======== Dataset content ========
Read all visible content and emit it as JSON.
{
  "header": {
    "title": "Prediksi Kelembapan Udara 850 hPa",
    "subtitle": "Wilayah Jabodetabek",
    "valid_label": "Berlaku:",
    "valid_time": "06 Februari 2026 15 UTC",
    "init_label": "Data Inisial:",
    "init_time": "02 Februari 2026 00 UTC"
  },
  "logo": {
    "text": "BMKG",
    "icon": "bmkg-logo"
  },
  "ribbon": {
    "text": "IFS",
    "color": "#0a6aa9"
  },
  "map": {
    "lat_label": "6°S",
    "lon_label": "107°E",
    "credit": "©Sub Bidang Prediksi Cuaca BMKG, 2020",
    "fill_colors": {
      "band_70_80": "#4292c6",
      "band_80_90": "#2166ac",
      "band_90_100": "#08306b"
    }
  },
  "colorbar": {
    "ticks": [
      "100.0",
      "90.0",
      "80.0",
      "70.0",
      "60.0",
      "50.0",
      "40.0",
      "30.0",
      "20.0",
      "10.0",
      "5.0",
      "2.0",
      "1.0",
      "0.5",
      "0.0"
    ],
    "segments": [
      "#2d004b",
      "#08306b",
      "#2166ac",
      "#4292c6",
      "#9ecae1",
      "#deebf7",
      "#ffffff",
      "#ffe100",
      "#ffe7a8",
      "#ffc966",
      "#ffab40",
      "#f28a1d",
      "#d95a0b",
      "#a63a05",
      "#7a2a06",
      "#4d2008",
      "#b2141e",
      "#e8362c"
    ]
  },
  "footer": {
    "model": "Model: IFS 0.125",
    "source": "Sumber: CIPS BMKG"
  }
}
========
List the lines that contain the word "Prediksi".

▸ **Task output**:
    "title": "Prediksi Kelembapan Udara 850 hPa",
    "credit": "©Sub Bidang Prediksi Cuaca BMKG, 2020",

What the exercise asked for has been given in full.